_Supplied information:_
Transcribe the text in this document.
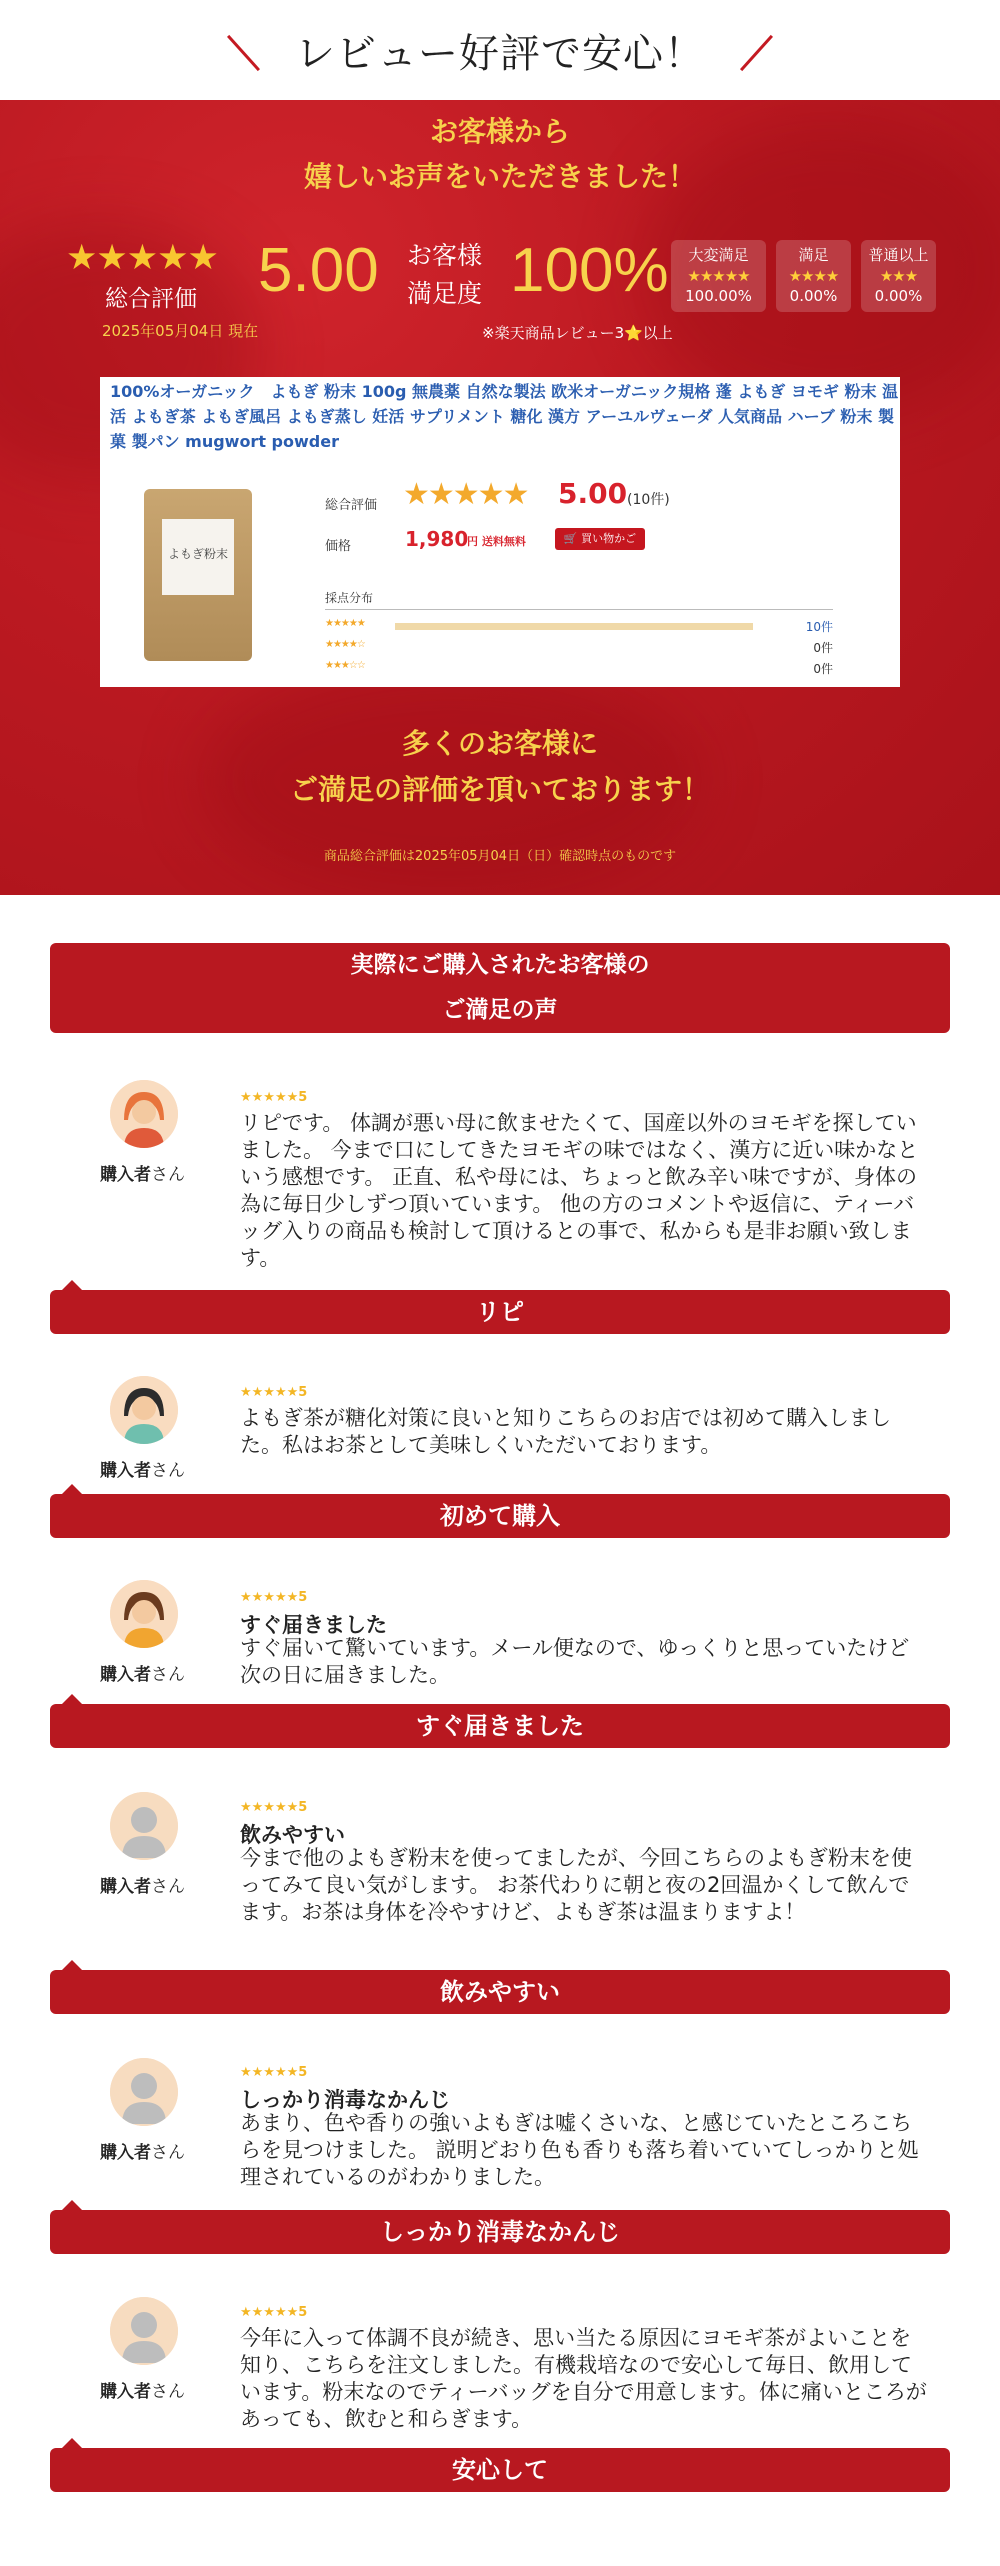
レビュー好評で安心！
お客様から
嬉しいお声をいただきました！
★★★★★
総合評価 5.00 お客様
満足度 100%	大変満足
★★★★★
100.00%
満足
★★★★
0.00%
普通以上
★★★
0.00%
2025年05月04日 現在	※楽天商品レビュー3⭐以上
100%オーガニック　よもぎ 粉末 100g 無農薬 自然な製法 欧米オーガニック規格 蓬 よもぎ ヨモギ 粉末 温活 よもぎ茶 よもぎ風呂 よもぎ蒸し 妊活 サプリメント 糖化 漢方 アーユルヴェーダ 人気商品 ハーブ 粉末 製菓 製パン mugwort powder
よもぎ粉末
総合評価 ★★★★★ 5.00 (10件)
価格	1,980
円 送料無料	🛒 買い物かご
採点分布
★★★★★	10件
★★★★☆	0件
★★★☆☆	0件
多くのお客様に
ご満足の評価を頂いております！
商品総合評価は2025年05月04日（日）確認時点のものです
実際にご購入されたお客様の
ご満足の声
購入者さん
★★★★★5
リピです。 体調が悪い母に飲ませたくて、国産以外のヨモギを探していました。 今まで口にしてきたヨモギの味ではなく、漢方に近い味かなという感想です。 正直、私や母には、ちょっと飲み辛い味ですが、身体の為に毎日少しずつ頂いています。 他の方のコメントや返信に、ティーバッグ入りの商品も検討して頂けるとの事で、私からも是非お願い致します。
リピ
購入者さん
★★★★★5
よもぎ茶が糖化対策に良いと知りこちらのお店では初めて購入しました。私はお茶として美味しくいただいております。
初めて購入
購入者さん
★★★★★5
すぐ届きました
すぐ届いて驚いています。メール便なので、ゆっくりと思っていたけど次の日に届きました。
すぐ届きました
購入者さん
★★★★★5
飲みやすい
今まで他のよもぎ粉末を使ってましたが、今回こちらのよもぎ粉末を使ってみて良い気がします。 お茶代わりに朝と夜の2回温かくして飲んでます。お茶は身体を冷やすけど、よもぎ茶は温まりますよ！
飲みやすい
購入者さん
★★★★★5
しっかり消毒なかんじ
あまり、色や香りの強いよもぎは嘘くさいな、と感じていたところこちらを見つけました。 説明どおり色も香りも落ち着いていてしっかりと処理されているのがわかりました。
しっかり消毒なかんじ
購入者さん
★★★★★5
今年に入って体調不良が続き、思い当たる原因にヨモギ茶がよいことを知り、こちらを注文しました。有機栽培なので安心して毎日、飲用しています。粉末なのでティーバッグを自分で用意します。体に痛いところがあっても、飲むと和らぎます。
安心して
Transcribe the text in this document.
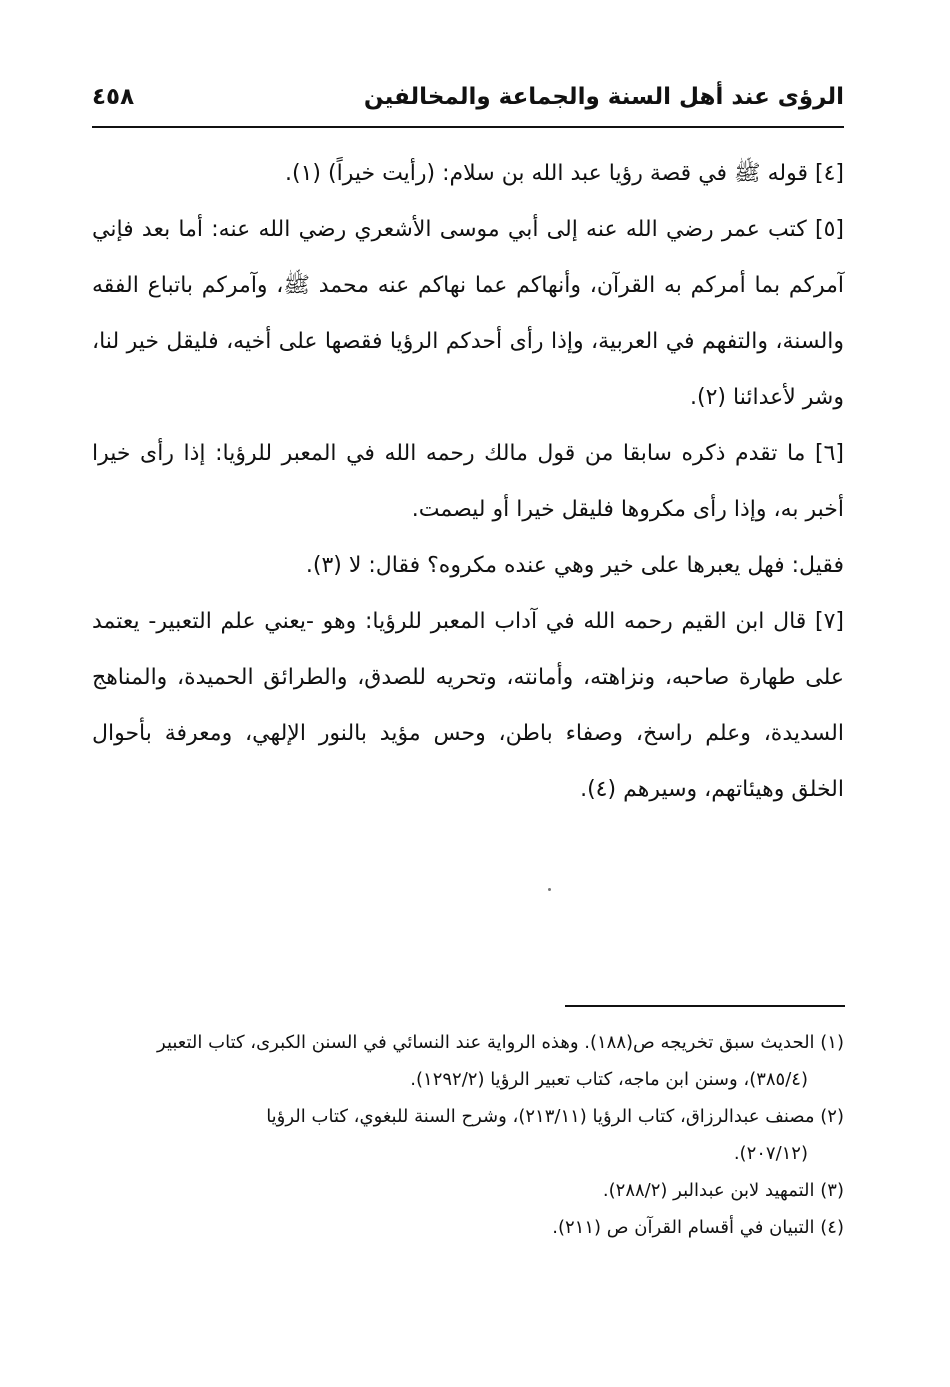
الرؤى عند أهل السنة والجماعة والمخالفين
٤٥٨

[٤] قوله ﷺ في قصة رؤيا عبد الله بن سلام: (رأيت خيراً) (١).

[٥] كتب عمر رضي الله عنه إلى أبي موسى الأشعري رضي الله عنه: أما بعد فإني آمركم بما أمركم به القرآن، وأنهاكم عما نهاكم عنه محمد ﷺ، وآمركم باتباع الفقه والسنة، والتفهم في العربية، وإذا رأى أحدكم الرؤيا فقصها على أخيه، فليقل خير لنا، وشر لأعدائنا (٢).

[٦] ما تقدم ذكره سابقا من قول مالك رحمه الله في المعبر للرؤيا: إذا رأى خيرا أخبر به، وإذا رأى مكروها فليقل خيرا أو ليصمت.

فقيل: فهل يعبرها على خير وهي عنده مكروه؟ فقال: لا (٣).

[٧] قال ابن القيم رحمه الله في آداب المعبر للرؤيا: وهو -يعني علم التعبير- يعتمد على طهارة صاحبه، ونزاهته، وأمانته، وتحريه للصدق، والطرائق الحميدة، والمناهج السديدة، وعلم راسخ، وصفاء باطن، وحس مؤيد بالنور الإلهي، ومعرفة بأحوال الخلق وهيئاتهم، وسيرهم (٤).

(١) الحديث سبق تخريجه ص(١٨٨). وهذه الرواية عند النسائي في السنن الكبرى، كتاب التعبير
(٣٨٥/٤)، وسنن ابن ماجه، كتاب تعبير الرؤيا (١٢٩٢/٢).

(٢) مصنف عبدالرزاق، كتاب الرؤيا (٢١٣/١١)، وشرح السنة للبغوي، كتاب الرؤيا
(٢٠٧/١٢).

(٣) التمهيد لابن عبدالبر (٢٨٨/٢).

(٤) التبيان في أقسام القرآن ص (٢١١).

_Short task:_
Check the records above line by line and tally those holding the string "وإذا". Answer with the number only.

_Solution to this exercise:_
2